§ Selected passage
╔══

Building and shipping an iOS or Android app can be more complex and involved than other types of software, but mobile teams don’t usually receive the kind of critical support around core platform, distribution and release infrastructure that other platforms do. Maybe it’s because phones are small and it seems like they can’t possibly be all that complicated (how much code can you fit in there anyway?), but mobile infrastructure and tooling is way too often an afterthought, even in organizations where mobile apps drive a significant portion of the business.

While some larger, mature orgs have come to recognize the need for dedicated mobile infrastructure support at the build tooling level, and have even formed mobile platform teams to meet this need, support for distribution and release infrastructure isn’t always in their scope of influence. Too often, improving distribution and release tooling is something that teams can just get to later and instead they end up wasting valuable hours in every release cycle bridging the gaps in whatever unnecessarily complex Rube Goldberg release machine they built.

When it comes to developing, improving, and maintaining tooling to help manage app distribution and releases, mobile teams are more or less left on their own.

Mobile engineers are forced to become their own infrastructure

This is not a good thing. Not because mobile engineers aren’t any good at it; actually, when forced to spend enough time dealing with it many engineers naturally become fairly skilled at it.

But they shouldn’t have to be good at it. Because they’re not infrastructure engineers, they’re mobile engineers (it’s right in their title). It's a waste of time and resources to make mobile engineers fully responsible for their own infrastructure.

Asking a mobile engineer to build out their own deployment infrastructure is sort of like asking infrastructure engineers to build your iOS and Android apps. They could maybe muddle through and learn to build something bad in quintuple the time it would normally take, but no one would consider that acceptable and it’d be ridiculous to even suggest it.  

And yet the reverse is not only suggested, but practically required. Mobile engineers (with some lucky exceptions, like those who use Runway) spend an enormous amount of time down in the weeds, building their own systems, writing fastlane scripts (in Ruby!!) and continually tinkering with process. Work that someone might do as a hobby for a personal project is instead relied upon by large orgs to achieve critical business goals.

It’s not just the technical infrastructure. Mobile engineers end up doing a lot of bookkeeping and checklist writing that non-mobile engineers don’t have to deal with either because of their relatively simpler release processes or because all that work has been mostly automated away by tooling they’ve been given the priority to implement.

But mobile engineers often just accept that they need to do this because:

The mobile perspective is rarely taken into account

Mobile is rarely considered at any time other than after the fact. The organization sets out to do this thing or that thing and the mobile team is left to figure out how to translate that goal to mobile. No one worries about it unless the app starts crashing or work isn’t shipping on time. It’s difficult to change this kind of status quo.

╚══

§ Dataset

╔══

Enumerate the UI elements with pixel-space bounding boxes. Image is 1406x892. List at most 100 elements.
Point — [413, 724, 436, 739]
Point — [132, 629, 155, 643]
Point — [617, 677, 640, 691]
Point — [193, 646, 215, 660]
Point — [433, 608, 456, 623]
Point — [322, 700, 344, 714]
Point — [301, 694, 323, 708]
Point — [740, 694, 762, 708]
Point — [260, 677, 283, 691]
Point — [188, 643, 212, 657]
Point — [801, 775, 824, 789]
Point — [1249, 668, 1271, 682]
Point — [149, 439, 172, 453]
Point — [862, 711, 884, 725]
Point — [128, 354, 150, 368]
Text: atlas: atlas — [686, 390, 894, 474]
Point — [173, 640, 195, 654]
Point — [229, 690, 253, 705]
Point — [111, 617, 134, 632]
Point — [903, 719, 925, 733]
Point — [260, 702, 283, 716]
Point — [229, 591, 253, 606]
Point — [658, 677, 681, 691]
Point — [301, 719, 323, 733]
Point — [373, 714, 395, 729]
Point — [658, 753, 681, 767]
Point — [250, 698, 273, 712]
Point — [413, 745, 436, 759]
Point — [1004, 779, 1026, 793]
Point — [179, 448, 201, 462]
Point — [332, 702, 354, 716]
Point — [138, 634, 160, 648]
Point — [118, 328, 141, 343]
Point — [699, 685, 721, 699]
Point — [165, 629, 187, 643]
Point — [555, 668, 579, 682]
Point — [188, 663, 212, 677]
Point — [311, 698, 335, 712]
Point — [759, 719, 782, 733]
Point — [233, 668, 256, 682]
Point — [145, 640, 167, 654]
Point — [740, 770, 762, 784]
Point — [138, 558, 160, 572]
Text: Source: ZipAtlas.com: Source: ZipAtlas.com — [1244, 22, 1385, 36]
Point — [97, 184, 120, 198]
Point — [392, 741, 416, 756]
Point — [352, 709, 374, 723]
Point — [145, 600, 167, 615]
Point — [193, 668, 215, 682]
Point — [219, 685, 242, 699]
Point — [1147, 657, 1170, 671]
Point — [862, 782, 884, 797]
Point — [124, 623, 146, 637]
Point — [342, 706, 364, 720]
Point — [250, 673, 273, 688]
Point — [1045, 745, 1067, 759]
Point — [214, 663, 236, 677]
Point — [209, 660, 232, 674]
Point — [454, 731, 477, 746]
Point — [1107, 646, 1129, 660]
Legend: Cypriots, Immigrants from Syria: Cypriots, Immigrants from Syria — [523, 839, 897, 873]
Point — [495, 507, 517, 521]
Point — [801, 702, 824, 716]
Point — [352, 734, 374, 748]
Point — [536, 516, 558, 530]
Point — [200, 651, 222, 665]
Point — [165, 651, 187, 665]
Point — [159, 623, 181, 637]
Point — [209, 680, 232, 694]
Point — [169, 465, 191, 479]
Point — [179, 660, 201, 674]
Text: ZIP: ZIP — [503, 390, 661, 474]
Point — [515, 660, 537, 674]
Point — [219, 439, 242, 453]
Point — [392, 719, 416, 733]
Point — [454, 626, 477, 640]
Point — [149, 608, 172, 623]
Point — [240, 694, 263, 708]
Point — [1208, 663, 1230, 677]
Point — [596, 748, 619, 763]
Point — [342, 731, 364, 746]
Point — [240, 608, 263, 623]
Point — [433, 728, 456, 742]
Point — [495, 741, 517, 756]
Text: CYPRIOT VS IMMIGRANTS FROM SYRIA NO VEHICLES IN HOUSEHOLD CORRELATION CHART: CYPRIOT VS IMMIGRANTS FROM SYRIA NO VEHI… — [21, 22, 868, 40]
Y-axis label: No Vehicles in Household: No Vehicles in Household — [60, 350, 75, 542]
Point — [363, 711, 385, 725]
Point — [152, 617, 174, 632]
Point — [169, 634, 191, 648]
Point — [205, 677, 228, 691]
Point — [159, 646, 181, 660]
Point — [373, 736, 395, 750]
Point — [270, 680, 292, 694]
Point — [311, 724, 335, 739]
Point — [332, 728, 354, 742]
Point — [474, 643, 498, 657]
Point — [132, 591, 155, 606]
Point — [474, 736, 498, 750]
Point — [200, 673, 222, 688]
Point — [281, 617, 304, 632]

╚══

§ What the task asks
Return, word for word, the part of the passage on mobile release infrastructure that runs from "But mobile engineers" up to and including "of status quo.".

§ Expected answer
But mobile engineers often just accept that they need to do this because:

The mobile perspective is rarely taken into account

Mobile is rarely considered at any time other than after the fact. The organization sets out to do this thing or that thing and the mobile team is left to figure out how to translate that goal to mobile. No one worries about it unless the app starts crashing or work isn’t shipping on time. It’s difficult to change this kind of status quo.